> [WHAT IS ASKED]
Set down the following lines again word for word, with the pictures omitted from your answer.

> [Annotated element listings]
## start
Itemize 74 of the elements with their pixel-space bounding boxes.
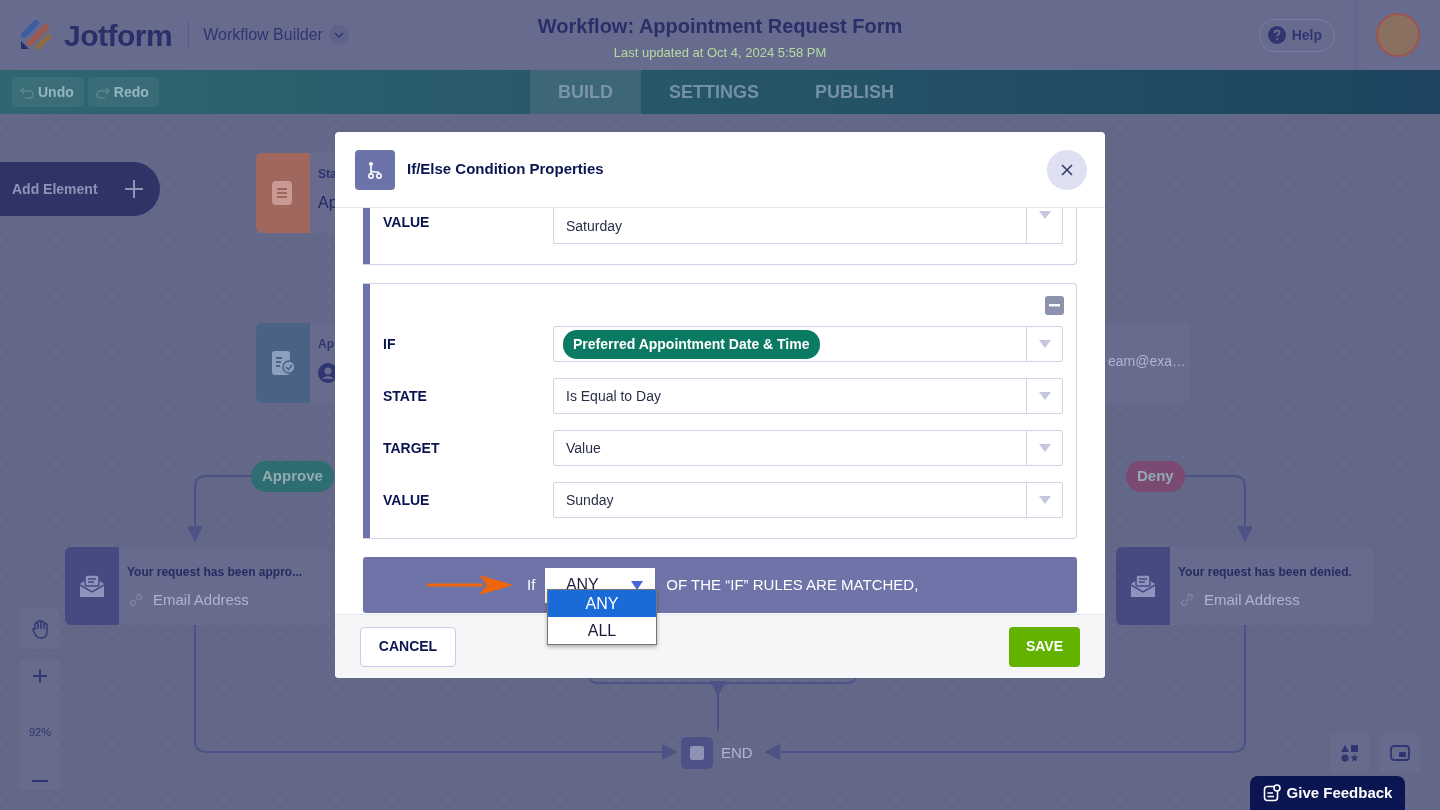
field-label: VALUE xyxy=(383,213,431,232)
close-icon xyxy=(1061,163,1073,176)
field-label: VALUE xyxy=(383,491,431,510)
cancel-button[interactable]: CANCEL xyxy=(360,626,456,667)
give-feedback-button[interactable]: Give Feedback xyxy=(1250,776,1405,810)
shapes-button[interactable] xyxy=(1330,733,1370,773)
hand-icon xyxy=(31,619,49,639)
minimap-button[interactable] xyxy=(1380,733,1420,773)
help-button[interactable]: Help xyxy=(1258,18,1335,52)
close-button[interactable] xyxy=(1047,149,1087,190)
field-tag: Preferred Appointment Date & Time xyxy=(563,329,820,359)
caret-icon xyxy=(1038,340,1051,348)
zoom-in-button[interactable] xyxy=(32,668,48,684)
email-recipient: Email Address xyxy=(1204,590,1300,610)
email-node[interactable]: Your request has been appro... Email Address xyxy=(65,547,330,625)
branch-label: Approve xyxy=(251,461,334,492)
modal-title: If/Else Condition Properties xyxy=(407,159,605,180)
connector-line xyxy=(1182,475,1253,542)
field-label: TARGET xyxy=(383,439,441,458)
logo-icon xyxy=(18,19,52,51)
approval-icon xyxy=(270,350,296,376)
add-element-button[interactable]: Add Element xyxy=(0,162,160,216)
product-name[interactable]: Workflow Builder xyxy=(203,23,323,47)
caret-icon xyxy=(1038,496,1051,504)
caret-icon xyxy=(1038,444,1051,452)
remove-condition-button[interactable] xyxy=(1045,296,1064,315)
feedback-icon xyxy=(1262,784,1281,802)
node-title: Ap xyxy=(318,336,334,353)
pointer-arrow-icon xyxy=(427,573,513,597)
match-suffix: OF THE “IF” RULES ARE MATCHED, xyxy=(666,574,919,595)
plus-icon xyxy=(124,179,144,199)
dropdown-field[interactable]: Sunday xyxy=(553,482,1063,518)
dropdown-option[interactable]: ANY xyxy=(548,590,656,617)
tab[interactable]: PUBLISH xyxy=(787,70,923,114)
save-button[interactable]: SAVE xyxy=(1009,626,1080,667)
logo-text: Jotform xyxy=(64,17,173,54)
condition-accent-bar xyxy=(363,208,370,264)
hand-tool-button[interactable] xyxy=(20,609,60,649)
email-subject: Your request has been appro... xyxy=(127,564,303,581)
caret-icon xyxy=(1038,211,1051,219)
end-label: END xyxy=(721,742,753,763)
tab[interactable]: BUILD xyxy=(530,70,641,114)
field-label: STATE xyxy=(383,387,428,406)
email-recipient: Email Address xyxy=(153,590,249,610)
tab[interactable]: SETTINGS xyxy=(641,70,787,114)
connector-line xyxy=(187,475,252,542)
field-label: IF xyxy=(383,335,397,354)
dropdown-option[interactable]: ALL xyxy=(548,617,656,644)
minimap-icon xyxy=(1390,745,1410,761)
envelope-icon xyxy=(79,573,105,599)
workflow-title: Workflow: Appointment Request Form xyxy=(537,14,903,38)
branch-label: Deny xyxy=(1126,461,1185,492)
dropdown-field[interactable]: Is Equal to Day xyxy=(553,378,1063,414)
match-prefix: If xyxy=(527,574,536,595)
chevron-icon[interactable] xyxy=(328,25,349,45)
dropdown-field[interactable]: Value xyxy=(553,430,1063,466)
minus-icon xyxy=(32,780,48,782)
envelope-icon xyxy=(1130,573,1156,599)
shapes-icon xyxy=(1341,744,1359,762)
plus-icon xyxy=(32,668,48,684)
redo-icon xyxy=(95,85,110,99)
last-updated-text: Last updated at Oct 4, 2024 5:58 PM xyxy=(613,45,827,60)
email-node[interactable]: Your request has been denied. Email Address xyxy=(1116,547,1373,625)
caret-icon xyxy=(1038,392,1051,400)
end-node-icon xyxy=(681,737,713,769)
help-icon xyxy=(1267,26,1286,44)
avatar[interactable] xyxy=(1376,13,1420,57)
dropdown-field[interactable]: Preferred Appointment Date & Time xyxy=(553,326,1063,362)
email-subject: Your request has been denied. xyxy=(1178,564,1352,581)
branch-icon xyxy=(355,149,395,190)
assignee-text: eam@exa… xyxy=(1107,352,1186,371)
minus-icon xyxy=(1049,304,1060,307)
dropdown-field[interactable]: Saturday xyxy=(553,208,1063,244)
undo-icon xyxy=(20,85,34,99)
## end
> [EXERCISE RESPONSE]
Itemize 74 of the elements with their pixel-space bounding boxes.
field-label: VALUE xyxy=(383,213,431,232)
close-icon xyxy=(1061,163,1073,176)
field-label: VALUE xyxy=(383,491,431,510)
cancel-button[interactable]: CANCEL xyxy=(360,626,456,667)
give-feedback-button[interactable]: Give Feedback xyxy=(1250,776,1405,810)
shapes-button[interactable] xyxy=(1330,733,1370,773)
hand-icon xyxy=(31,619,49,639)
minimap-button[interactable] xyxy=(1380,733,1420,773)
help-button[interactable]: Help xyxy=(1258,18,1335,52)
close-button[interactable] xyxy=(1047,149,1087,190)
field-tag: Preferred Appointment Date & Time xyxy=(563,329,820,359)
caret-icon xyxy=(1038,340,1051,348)
zoom-in-button[interactable] xyxy=(32,668,48,684)
email-recipient: Email Address xyxy=(1204,590,1300,610)
email-node[interactable]: Your request has been appro... Email Address xyxy=(65,547,330,625)
branch-label: Approve xyxy=(251,461,334,492)
modal-title: If/Else Condition Properties xyxy=(407,159,605,180)
connector-line xyxy=(1182,475,1253,542)
field-label: TARGET xyxy=(383,439,441,458)
logo-icon xyxy=(18,19,52,51)
approval-icon xyxy=(270,350,296,376)
add-element-button[interactable]: Add Element xyxy=(0,162,160,216)
product-name[interactable]: Workflow Builder xyxy=(203,23,323,47)
caret-icon xyxy=(1038,496,1051,504)
caret-icon xyxy=(1038,444,1051,452)
remove-condition-button[interactable] xyxy=(1045,296,1064,315)
feedback-icon xyxy=(1262,784,1281,802)
node-title: Ap xyxy=(318,336,334,353)
pointer-arrow-icon xyxy=(427,573,513,597)
match-suffix: OF THE “IF” RULES ARE MATCHED, xyxy=(666,574,919,595)
plus-icon xyxy=(124,179,144,199)
dropdown-field[interactable]: Sunday xyxy=(553,482,1063,518)
dropdown-option[interactable]: ANY xyxy=(548,590,656,617)
tab[interactable]: PUBLISH xyxy=(787,70,923,114)
save-button[interactable]: SAVE xyxy=(1009,626,1080,667)
logo-text: Jotform xyxy=(64,17,173,54)
condition-accent-bar xyxy=(363,208,370,264)
hand-tool-button[interactable] xyxy=(20,609,60,649)
email-subject: Your request has been appro... xyxy=(127,564,303,581)
caret-icon xyxy=(1038,211,1051,219)
end-label: END xyxy=(721,742,753,763)
tab[interactable]: BUILD xyxy=(530,70,641,114)
field-label: STATE xyxy=(383,387,428,406)
email-recipient: Email Address xyxy=(153,590,249,610)
tab[interactable]: SETTINGS xyxy=(641,70,787,114)
connector-line xyxy=(187,475,252,542)
field-label: IF xyxy=(383,335,397,354)
dropdown-option[interactable]: ALL xyxy=(548,617,656,644)
minimap-icon xyxy=(1390,745,1410,761)
envelope-icon xyxy=(79,573,105,599)
workflow-title: Workflow: Appointment Request Form xyxy=(537,14,903,38)
branch-label: Deny xyxy=(1126,461,1185,492)
dropdown-field[interactable]: Is Equal to Day xyxy=(553,378,1063,414)
match-prefix: If xyxy=(527,574,536,595)
chevron-icon[interactable] xyxy=(328,25,349,45)
dropdown-field[interactable]: Value xyxy=(553,430,1063,466)
minus-icon xyxy=(32,780,48,782)
envelope-icon xyxy=(1130,573,1156,599)
shapes-icon xyxy=(1341,744,1359,762)
plus-icon xyxy=(32,668,48,684)
redo-icon xyxy=(95,85,110,99)
last-updated-text: Last updated at Oct 4, 2024 5:58 PM xyxy=(613,45,827,60)
email-node[interactable]: Your request has been denied. Email Address xyxy=(1116,547,1373,625)
caret-icon xyxy=(1038,392,1051,400)
end-node-icon xyxy=(681,737,713,769)
help-icon xyxy=(1267,26,1286,44)
avatar[interactable] xyxy=(1376,13,1420,57)
dropdown-field[interactable]: Preferred Appointment Date & Time xyxy=(553,326,1063,362)
email-subject: Your request has been denied. xyxy=(1178,564,1352,581)
branch-icon xyxy=(355,149,395,190)
assignee-text: eam@exa… xyxy=(1107,352,1186,371)
minus-icon xyxy=(1049,304,1060,307)
dropdown-field[interactable]: Saturday xyxy=(553,208,1063,244)
undo-icon xyxy=(20,85,34,99)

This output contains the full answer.